■ Directions for this task: Render every entry verbatim.

===== Records to process

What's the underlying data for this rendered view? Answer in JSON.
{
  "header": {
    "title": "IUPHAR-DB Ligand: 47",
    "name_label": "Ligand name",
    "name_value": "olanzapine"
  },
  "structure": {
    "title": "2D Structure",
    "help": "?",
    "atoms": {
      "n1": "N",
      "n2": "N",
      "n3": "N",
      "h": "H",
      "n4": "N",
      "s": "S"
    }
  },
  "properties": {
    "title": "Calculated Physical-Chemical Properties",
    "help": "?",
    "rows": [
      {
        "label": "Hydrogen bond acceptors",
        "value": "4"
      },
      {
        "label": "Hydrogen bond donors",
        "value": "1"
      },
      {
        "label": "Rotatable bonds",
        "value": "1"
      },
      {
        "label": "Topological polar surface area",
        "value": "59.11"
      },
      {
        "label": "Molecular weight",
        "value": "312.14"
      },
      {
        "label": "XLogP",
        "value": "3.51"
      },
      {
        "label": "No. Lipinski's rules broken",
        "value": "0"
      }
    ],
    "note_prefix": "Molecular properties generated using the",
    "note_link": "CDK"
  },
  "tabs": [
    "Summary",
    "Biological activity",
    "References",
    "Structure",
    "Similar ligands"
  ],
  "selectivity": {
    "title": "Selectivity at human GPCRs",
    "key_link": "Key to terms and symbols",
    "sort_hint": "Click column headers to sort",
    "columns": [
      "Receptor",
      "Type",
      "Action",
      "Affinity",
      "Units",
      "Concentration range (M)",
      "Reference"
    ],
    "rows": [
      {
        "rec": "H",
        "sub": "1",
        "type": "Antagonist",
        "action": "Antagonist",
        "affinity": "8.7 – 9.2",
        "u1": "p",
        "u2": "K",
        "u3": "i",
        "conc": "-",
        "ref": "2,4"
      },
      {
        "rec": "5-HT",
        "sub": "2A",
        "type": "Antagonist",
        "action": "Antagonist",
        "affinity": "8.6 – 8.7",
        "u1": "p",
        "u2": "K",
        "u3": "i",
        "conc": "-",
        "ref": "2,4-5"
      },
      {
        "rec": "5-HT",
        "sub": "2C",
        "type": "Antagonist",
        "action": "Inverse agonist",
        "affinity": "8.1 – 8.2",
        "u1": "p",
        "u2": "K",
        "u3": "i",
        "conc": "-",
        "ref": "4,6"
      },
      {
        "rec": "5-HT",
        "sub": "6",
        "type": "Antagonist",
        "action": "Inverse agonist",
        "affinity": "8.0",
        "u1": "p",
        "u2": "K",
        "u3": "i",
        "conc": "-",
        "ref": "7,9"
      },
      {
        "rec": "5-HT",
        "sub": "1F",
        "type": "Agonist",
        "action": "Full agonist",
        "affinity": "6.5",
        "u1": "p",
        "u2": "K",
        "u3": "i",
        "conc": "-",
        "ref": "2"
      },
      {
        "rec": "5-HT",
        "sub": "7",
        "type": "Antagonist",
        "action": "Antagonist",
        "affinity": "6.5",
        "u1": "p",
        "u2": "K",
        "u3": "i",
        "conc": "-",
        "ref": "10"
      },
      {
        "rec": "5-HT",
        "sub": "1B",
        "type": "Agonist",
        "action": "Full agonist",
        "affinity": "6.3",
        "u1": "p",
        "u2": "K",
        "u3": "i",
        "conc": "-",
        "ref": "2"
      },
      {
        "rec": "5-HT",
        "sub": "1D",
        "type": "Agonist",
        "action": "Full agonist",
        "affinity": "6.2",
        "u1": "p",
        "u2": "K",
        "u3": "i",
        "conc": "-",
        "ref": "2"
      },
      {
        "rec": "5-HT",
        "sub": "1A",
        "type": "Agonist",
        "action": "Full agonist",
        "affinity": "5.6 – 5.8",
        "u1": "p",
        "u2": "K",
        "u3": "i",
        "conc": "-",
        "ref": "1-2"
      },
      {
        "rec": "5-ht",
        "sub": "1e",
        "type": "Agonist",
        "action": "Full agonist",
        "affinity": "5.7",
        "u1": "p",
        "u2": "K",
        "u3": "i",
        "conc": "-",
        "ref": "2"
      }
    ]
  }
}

==========

■ In response:
What's the underlying data for this rendered view? Answer in JSON.
{
  "header": {
    "title": "IUPHAR-DB Ligand: 47",
    "name_label": "Ligand name",
    "name_value": "olanzapine"
  },
  "structure": {
    "title": "2D Structure",
    "help": "?",
    "atoms": {
      "n1": "N",
      "n2": "N",
      "n3": "N",
      "h": "H",
      "n4": "N",
      "s": "S"
    }
  },
  "properties": {
    "title": "Calculated Physical-Chemical Properties",
    "help": "?",
    "rows": [
      {
        "label": "Hydrogen bond acceptors",
        "value": "4"
      },
      {
        "label": "Hydrogen bond donors",
        "value": "1"
      },
      {
        "label": "Rotatable bonds",
        "value": "1"
      },
      {
        "label": "Topological polar surface area",
        "value": "59.11"
      },
      {
        "label": "Molecular weight",
        "value": "312.14"
      },
      {
        "label": "XLogP",
        "value": "3.51"
      },
      {
        "label": "No. Lipinski's rules broken",
        "value": "0"
      }
    ],
    "note_prefix": "Molecular properties generated using the",
    "note_link": "CDK"
  },
  "tabs": [
    "Summary",
    "Biological activity",
    "References",
    "Structure",
    "Similar ligands"
  ],
  "selectivity": {
    "title": "Selectivity at human GPCRs",
    "key_link": "Key to terms and symbols",
    "sort_hint": "Click column headers to sort",
    "columns": [
      "Receptor",
      "Type",
      "Action",
      "Affinity",
      "Units",
      "Concentration range (M)",
      "Reference"
    ],
    "rows": [
      {
        "rec": "H",
        "sub": "1",
        "type": "Antagonist",
        "action": "Antagonist",
        "affinity": "8.7 – 9.2",
        "u1": "p",
        "u2": "K",
        "u3": "i",
        "conc": "-",
        "ref": "2,4"
      },
      {
        "rec": "5-HT",
        "sub": "2A",
        "type": "Antagonist",
        "action": "Antagonist",
        "affinity": "8.6 – 8.7",
        "u1": "p",
        "u2": "K",
        "u3": "i",
        "conc": "-",
        "ref": "2,4-5"
      },
      {
        "rec": "5-HT",
        "sub": "2C",
        "type": "Antagonist",
        "action": "Inverse agonist",
        "affinity": "8.1 – 8.2",
        "u1": "p",
        "u2": "K",
        "u3": "i",
        "conc": "-",
        "ref": "4,6"
      },
      {
        "rec": "5-HT",
        "sub": "6",
        "type": "Antagonist",
        "action": "Inverse agonist",
        "affinity": "8.0",
        "u1": "p",
        "u2": "K",
        "u3": "i",
        "conc": "-",
        "ref": "7,9"
      },
      {
        "rec": "5-HT",
        "sub": "1F",
        "type": "Agonist",
        "action": "Full agonist",
        "affinity": "6.5",
        "u1": "p",
        "u2": "K",
        "u3": "i",
        "conc": "-",
        "ref": "2"
      },
      {
        "rec": "5-HT",
        "sub": "7",
        "type": "Antagonist",
        "action": "Antagonist",
        "affinity": "6.5",
        "u1": "p",
        "u2": "K",
        "u3": "i",
        "conc": "-",
        "ref": "10"
      },
      {
        "rec": "5-HT",
        "sub": "1B",
        "type": "Agonist",
        "action": "Full agonist",
        "affinity": "6.3",
        "u1": "p",
        "u2": "K",
        "u3": "i",
        "conc": "-",
        "ref": "2"
      },
      {
        "rec": "5-HT",
        "sub": "1D",
        "type": "Agonist",
        "action": "Full agonist",
        "affinity": "6.2",
        "u1": "p",
        "u2": "K",
        "u3": "i",
        "conc": "-",
        "ref": "2"
      },
      {
        "rec": "5-HT",
        "sub": "1A",
        "type": "Agonist",
        "action": "Full agonist",
        "affinity": "5.6 – 5.8",
        "u1": "p",
        "u2": "K",
        "u3": "i",
        "conc": "-",
        "ref": "1-2"
      },
      {
        "rec": "5-ht",
        "sub": "1e",
        "type": "Agonist",
        "action": "Full agonist",
        "affinity": "5.7",
        "u1": "p",
        "u2": "K",
        "u3": "i",
        "conc": "-",
        "ref": "2"
      }
    ]
  }
}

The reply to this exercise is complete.